* BEGIN DATA PROVIDED *

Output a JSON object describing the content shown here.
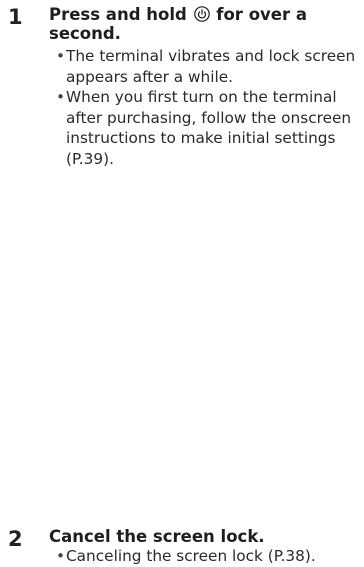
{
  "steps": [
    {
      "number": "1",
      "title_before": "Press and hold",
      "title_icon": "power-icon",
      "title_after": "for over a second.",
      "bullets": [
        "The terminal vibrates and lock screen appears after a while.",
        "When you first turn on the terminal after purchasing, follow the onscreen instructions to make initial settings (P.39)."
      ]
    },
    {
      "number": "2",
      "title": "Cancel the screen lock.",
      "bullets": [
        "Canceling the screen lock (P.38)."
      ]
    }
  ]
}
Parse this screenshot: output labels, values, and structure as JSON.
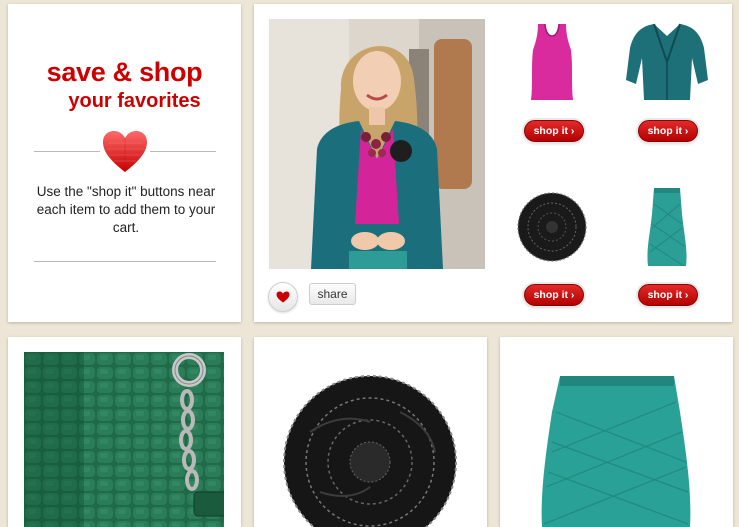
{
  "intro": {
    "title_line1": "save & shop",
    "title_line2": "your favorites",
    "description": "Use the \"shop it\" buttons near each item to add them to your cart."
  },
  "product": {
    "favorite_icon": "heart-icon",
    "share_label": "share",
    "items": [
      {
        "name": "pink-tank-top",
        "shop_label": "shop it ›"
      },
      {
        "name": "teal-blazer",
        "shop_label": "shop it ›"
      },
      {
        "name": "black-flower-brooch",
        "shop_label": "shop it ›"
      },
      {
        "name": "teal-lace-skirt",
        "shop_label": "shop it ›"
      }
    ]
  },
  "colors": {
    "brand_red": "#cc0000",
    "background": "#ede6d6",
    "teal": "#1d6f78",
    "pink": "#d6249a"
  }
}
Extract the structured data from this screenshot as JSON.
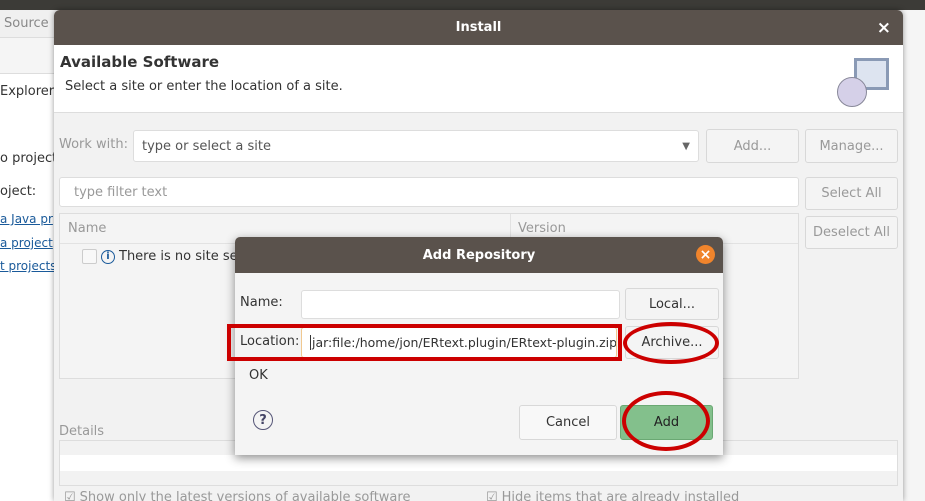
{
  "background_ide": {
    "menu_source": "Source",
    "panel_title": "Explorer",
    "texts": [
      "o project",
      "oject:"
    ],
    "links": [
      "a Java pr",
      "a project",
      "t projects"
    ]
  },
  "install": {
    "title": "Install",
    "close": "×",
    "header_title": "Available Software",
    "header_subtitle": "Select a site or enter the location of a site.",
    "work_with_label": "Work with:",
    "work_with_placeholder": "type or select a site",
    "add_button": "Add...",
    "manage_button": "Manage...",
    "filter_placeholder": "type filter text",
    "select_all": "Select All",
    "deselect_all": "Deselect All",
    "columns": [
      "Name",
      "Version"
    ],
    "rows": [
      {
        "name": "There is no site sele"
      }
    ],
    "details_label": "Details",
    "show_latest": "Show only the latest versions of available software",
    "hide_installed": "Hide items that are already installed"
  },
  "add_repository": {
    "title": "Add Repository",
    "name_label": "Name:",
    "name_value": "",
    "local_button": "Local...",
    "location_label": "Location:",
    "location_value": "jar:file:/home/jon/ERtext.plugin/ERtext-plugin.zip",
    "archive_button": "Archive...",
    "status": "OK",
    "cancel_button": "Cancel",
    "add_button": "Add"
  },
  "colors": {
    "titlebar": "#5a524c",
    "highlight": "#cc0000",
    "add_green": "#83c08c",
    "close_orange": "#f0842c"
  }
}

* END DATA PROVIDED *

▶ GIVEN TASK:
Go through the listing above and write it out again exactly, dropping the pictures.

▶ EXERCISE RESULT:
Output a JSON object describing the content shown here.
{
  "steps": [
    {
      "number": "1",
      "title_before": "Press and hold",
      "title_icon": "power-icon",
      "title_after": "for over a second.",
      "bullets": [
        "The terminal vibrates and lock screen appears after a while.",
        "When you first turn on the terminal after purchasing, follow the onscreen instructions to make initial settings (P.39)."
      ]
    },
    {
      "number": "2",
      "title": "Cancel the screen lock.",
      "bullets": [
        "Canceling the screen lock (P.38)."
      ]
    }
  ]
}
Parse this screenshot: output labels, values, and structure as JSON.
{
  "intro": {
    "title_line1": "save & shop",
    "title_line2": "your favorites",
    "description": "Use the \"shop it\" buttons near each item to add them to your cart."
  },
  "product": {
    "favorite_icon": "heart-icon",
    "share_label": "share",
    "items": [
      {
        "name": "pink-tank-top",
        "shop_label": "shop it ›"
      },
      {
        "name": "teal-blazer",
        "shop_label": "shop it ›"
      },
      {
        "name": "black-flower-brooch",
        "shop_label": "shop it ›"
      },
      {
        "name": "teal-lace-skirt",
        "shop_label": "shop it ›"
      }
    ]
  },
  "colors": {
    "brand_red": "#cc0000",
    "background": "#ede6d6",
    "teal": "#1d6f78",
    "pink": "#d6249a"
  }
}
Extract the structured data from this screenshot as JSON.
{
  "background_ide": {
    "menu_source": "Source",
    "panel_title": "Explorer",
    "texts": [
      "o project",
      "oject:"
    ],
    "links": [
      "a Java pr",
      "a project",
      "t projects"
    ]
  },
  "install": {
    "title": "Install",
    "close": "×",
    "header_title": "Available Software",
    "header_subtitle": "Select a site or enter the location of a site.",
    "work_with_label": "Work with:",
    "work_with_placeholder": "type or select a site",
    "add_button": "Add...",
    "manage_button": "Manage...",
    "filter_placeholder": "type filter text",
    "select_all": "Select All",
    "deselect_all": "Deselect All",
    "columns": [
      "Name",
      "Version"
    ],
    "rows": [
      {
        "name": "There is no site sele"
      }
    ],
    "details_label": "Details",
    "show_latest": "Show only the latest versions of available software",
    "hide_installed": "Hide items that are already installed"
  },
  "add_repository": {
    "title": "Add Repository",
    "name_label": "Name:",
    "name_value": "",
    "local_button": "Local...",
    "location_label": "Location:",
    "location_value": "jar:file:/home/jon/ERtext.plugin/ERtext-plugin.zip",
    "archive_button": "Archive...",
    "status": "OK",
    "cancel_button": "Cancel",
    "add_button": "Add"
  },
  "colors": {
    "titlebar": "#5a524c",
    "highlight": "#cc0000",
    "add_green": "#83c08c",
    "close_orange": "#f0842c"
  }
}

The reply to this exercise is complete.